#### SET EXERCISE
Find the word "subscript" in the data. Return every line where it appears.

#### PROVIDED DATA
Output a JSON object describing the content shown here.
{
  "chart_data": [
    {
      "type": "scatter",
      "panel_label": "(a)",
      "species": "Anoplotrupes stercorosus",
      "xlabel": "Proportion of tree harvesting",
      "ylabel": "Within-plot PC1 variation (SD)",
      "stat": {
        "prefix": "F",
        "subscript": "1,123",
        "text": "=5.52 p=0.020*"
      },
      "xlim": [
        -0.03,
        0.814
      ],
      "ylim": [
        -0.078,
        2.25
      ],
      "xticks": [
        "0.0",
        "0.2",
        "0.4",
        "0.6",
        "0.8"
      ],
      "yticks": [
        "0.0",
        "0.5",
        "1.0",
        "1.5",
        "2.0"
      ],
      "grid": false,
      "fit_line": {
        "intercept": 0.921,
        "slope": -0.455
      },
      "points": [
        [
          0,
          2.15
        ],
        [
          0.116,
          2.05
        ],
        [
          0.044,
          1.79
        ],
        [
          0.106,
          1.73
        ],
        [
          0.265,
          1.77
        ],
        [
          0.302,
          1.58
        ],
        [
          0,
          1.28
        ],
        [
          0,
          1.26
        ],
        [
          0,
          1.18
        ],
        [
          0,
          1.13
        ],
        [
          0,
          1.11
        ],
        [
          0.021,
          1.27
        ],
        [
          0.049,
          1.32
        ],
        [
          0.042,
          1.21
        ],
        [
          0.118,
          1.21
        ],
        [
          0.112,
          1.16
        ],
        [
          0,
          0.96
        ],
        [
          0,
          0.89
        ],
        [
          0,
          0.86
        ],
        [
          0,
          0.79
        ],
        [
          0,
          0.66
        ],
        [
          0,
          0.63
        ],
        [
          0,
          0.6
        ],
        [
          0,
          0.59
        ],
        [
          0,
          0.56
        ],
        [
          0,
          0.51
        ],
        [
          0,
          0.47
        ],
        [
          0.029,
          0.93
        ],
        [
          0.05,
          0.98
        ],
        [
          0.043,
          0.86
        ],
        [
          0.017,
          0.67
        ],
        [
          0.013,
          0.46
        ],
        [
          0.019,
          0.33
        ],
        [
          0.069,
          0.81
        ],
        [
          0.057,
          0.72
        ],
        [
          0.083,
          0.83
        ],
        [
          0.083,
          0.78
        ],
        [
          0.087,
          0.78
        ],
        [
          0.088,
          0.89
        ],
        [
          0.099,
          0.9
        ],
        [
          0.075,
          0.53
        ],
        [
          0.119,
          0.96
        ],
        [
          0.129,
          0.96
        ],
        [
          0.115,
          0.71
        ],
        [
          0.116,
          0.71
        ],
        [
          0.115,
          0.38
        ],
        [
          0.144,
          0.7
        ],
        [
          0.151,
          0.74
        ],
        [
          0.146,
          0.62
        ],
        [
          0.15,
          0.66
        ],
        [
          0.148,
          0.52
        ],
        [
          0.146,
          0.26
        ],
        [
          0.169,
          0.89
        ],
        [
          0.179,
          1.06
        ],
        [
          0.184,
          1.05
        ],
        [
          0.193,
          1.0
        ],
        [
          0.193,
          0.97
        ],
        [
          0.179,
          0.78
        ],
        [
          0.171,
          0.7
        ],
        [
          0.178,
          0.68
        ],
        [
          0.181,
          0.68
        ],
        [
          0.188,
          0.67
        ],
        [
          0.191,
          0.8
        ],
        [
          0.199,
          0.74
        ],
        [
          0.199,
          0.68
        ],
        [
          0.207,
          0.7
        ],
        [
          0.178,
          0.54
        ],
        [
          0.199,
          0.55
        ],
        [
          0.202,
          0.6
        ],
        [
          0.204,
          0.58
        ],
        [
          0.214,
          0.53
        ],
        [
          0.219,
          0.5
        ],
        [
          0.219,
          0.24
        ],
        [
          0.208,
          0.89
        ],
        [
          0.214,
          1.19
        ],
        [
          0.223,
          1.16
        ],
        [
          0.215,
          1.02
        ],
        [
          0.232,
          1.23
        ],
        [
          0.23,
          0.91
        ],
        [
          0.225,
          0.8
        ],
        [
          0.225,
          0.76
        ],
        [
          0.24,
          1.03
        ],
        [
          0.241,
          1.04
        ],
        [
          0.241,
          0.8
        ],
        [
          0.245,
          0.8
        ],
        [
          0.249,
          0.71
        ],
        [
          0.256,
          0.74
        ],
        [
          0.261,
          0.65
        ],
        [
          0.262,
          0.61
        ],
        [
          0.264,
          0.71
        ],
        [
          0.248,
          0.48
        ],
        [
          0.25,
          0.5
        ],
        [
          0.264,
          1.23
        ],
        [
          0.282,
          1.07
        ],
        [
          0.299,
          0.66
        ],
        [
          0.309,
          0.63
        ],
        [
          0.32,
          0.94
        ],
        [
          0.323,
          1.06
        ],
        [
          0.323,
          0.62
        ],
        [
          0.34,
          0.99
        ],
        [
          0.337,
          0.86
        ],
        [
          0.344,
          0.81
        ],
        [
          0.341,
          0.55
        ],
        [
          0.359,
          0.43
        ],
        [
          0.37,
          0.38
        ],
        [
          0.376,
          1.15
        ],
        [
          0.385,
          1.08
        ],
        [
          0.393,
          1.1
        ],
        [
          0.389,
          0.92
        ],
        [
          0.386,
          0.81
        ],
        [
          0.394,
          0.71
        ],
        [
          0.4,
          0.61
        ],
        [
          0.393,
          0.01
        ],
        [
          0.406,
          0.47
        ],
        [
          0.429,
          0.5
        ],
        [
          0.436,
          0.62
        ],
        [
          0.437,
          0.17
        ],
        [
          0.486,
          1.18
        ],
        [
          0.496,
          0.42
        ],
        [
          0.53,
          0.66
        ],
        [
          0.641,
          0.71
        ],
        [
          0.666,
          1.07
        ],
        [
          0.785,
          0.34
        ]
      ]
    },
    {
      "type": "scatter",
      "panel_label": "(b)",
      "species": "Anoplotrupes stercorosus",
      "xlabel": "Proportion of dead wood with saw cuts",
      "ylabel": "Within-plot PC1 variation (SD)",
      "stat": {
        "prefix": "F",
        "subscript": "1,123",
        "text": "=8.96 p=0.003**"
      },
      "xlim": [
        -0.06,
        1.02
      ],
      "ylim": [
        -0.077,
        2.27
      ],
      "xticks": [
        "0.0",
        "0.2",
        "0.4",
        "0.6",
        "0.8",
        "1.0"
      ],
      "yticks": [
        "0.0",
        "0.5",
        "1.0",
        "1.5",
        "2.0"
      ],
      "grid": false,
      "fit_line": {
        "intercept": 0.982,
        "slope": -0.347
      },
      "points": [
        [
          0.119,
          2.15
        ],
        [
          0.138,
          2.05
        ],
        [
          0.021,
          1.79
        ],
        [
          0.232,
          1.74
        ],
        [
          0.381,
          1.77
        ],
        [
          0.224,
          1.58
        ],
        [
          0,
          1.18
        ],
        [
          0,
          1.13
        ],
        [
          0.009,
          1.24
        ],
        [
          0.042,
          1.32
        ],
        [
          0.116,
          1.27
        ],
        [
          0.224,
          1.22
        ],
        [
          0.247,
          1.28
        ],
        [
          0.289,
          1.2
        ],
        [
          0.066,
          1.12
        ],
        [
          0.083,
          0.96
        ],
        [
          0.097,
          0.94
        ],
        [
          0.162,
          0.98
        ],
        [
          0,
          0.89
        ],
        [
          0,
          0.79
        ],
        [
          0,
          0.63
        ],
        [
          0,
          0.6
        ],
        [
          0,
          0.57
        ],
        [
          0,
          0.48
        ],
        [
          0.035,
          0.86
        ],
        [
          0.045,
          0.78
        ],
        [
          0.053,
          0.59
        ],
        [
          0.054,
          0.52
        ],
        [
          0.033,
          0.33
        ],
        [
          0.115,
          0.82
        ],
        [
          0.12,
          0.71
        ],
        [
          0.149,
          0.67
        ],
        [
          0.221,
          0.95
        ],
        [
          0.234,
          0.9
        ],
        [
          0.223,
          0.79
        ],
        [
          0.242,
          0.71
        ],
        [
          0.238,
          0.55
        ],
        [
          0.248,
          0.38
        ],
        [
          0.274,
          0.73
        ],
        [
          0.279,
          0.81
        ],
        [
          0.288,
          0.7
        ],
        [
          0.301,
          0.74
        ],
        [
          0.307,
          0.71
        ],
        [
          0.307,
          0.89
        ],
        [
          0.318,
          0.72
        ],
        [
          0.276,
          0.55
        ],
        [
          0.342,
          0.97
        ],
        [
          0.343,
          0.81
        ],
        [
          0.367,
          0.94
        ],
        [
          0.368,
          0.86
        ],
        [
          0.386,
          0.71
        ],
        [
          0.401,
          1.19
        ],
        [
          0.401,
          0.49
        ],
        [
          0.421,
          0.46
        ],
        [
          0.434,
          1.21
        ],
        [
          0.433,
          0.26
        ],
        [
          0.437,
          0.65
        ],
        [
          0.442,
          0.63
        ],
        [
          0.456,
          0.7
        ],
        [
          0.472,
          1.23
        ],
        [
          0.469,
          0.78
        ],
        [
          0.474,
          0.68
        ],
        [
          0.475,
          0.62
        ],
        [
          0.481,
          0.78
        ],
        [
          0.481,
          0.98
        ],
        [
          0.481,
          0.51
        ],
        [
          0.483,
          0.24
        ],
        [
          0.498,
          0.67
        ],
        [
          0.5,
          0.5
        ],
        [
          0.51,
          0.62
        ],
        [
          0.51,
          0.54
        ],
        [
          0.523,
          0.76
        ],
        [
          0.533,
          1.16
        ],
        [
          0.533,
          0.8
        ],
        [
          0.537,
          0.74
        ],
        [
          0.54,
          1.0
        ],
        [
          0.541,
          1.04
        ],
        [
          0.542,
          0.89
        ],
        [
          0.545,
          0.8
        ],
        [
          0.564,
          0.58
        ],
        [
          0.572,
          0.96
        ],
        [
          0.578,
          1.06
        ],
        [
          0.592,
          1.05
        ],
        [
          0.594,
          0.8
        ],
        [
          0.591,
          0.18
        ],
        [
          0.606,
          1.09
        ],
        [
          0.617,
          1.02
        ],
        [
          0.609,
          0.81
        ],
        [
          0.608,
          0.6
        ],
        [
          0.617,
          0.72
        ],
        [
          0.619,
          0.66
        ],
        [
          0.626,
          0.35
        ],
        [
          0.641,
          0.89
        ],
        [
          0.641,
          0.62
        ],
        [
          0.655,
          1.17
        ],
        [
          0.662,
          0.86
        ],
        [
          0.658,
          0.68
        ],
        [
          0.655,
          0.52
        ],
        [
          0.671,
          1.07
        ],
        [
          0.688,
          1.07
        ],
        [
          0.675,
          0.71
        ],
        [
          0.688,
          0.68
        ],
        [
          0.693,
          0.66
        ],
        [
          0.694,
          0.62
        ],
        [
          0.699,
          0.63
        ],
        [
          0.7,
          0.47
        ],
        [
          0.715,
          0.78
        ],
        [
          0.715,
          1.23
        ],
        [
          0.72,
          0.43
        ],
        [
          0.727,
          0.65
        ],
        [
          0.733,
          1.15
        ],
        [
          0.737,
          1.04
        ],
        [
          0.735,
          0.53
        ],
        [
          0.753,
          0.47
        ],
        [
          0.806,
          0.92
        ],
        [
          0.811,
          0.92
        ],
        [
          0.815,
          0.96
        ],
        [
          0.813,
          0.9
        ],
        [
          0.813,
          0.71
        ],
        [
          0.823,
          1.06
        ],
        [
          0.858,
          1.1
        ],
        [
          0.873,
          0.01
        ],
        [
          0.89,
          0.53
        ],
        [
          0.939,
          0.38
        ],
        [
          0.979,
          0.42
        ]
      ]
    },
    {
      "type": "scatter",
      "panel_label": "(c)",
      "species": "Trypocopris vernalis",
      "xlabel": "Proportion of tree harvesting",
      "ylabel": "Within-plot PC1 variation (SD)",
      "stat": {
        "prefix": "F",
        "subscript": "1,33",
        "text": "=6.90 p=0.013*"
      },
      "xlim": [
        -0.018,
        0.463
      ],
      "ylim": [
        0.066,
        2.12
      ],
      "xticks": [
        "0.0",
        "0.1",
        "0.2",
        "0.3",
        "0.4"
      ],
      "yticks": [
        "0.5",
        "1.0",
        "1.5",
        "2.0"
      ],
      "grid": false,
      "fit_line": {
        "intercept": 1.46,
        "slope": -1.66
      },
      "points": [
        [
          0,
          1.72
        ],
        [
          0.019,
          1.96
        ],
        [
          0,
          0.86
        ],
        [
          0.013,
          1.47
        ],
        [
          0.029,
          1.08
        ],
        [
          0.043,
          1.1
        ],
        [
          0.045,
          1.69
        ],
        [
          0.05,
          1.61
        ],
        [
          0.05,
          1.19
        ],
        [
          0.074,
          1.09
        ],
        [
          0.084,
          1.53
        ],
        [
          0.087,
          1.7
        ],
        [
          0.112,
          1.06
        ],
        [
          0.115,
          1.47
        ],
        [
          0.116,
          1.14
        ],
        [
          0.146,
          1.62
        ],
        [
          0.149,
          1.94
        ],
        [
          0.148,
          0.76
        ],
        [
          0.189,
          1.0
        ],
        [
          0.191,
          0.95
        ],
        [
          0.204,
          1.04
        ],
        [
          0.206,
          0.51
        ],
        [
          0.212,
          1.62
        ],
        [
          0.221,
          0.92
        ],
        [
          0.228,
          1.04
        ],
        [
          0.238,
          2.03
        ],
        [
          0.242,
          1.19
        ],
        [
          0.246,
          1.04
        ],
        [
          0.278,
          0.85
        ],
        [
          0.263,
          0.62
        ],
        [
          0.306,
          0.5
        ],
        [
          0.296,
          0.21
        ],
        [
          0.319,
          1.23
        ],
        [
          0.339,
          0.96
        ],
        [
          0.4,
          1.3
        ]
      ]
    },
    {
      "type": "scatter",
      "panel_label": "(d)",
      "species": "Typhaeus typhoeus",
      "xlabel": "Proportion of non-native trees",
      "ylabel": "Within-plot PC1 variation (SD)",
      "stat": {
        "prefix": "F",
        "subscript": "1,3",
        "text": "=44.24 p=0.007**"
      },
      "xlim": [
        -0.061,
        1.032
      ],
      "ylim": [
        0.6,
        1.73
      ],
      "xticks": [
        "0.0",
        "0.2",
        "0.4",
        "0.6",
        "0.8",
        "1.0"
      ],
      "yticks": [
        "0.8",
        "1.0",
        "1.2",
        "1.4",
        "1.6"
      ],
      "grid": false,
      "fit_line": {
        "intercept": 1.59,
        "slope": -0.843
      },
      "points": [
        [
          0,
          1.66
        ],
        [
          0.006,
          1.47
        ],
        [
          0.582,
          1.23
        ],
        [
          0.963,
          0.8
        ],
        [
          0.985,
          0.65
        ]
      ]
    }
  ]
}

#### CORRECT OUTPUT
        "subscript": "1,123",
        "subscript": "1,123",
        "subscript": "1,33",
        "subscript": "1,3",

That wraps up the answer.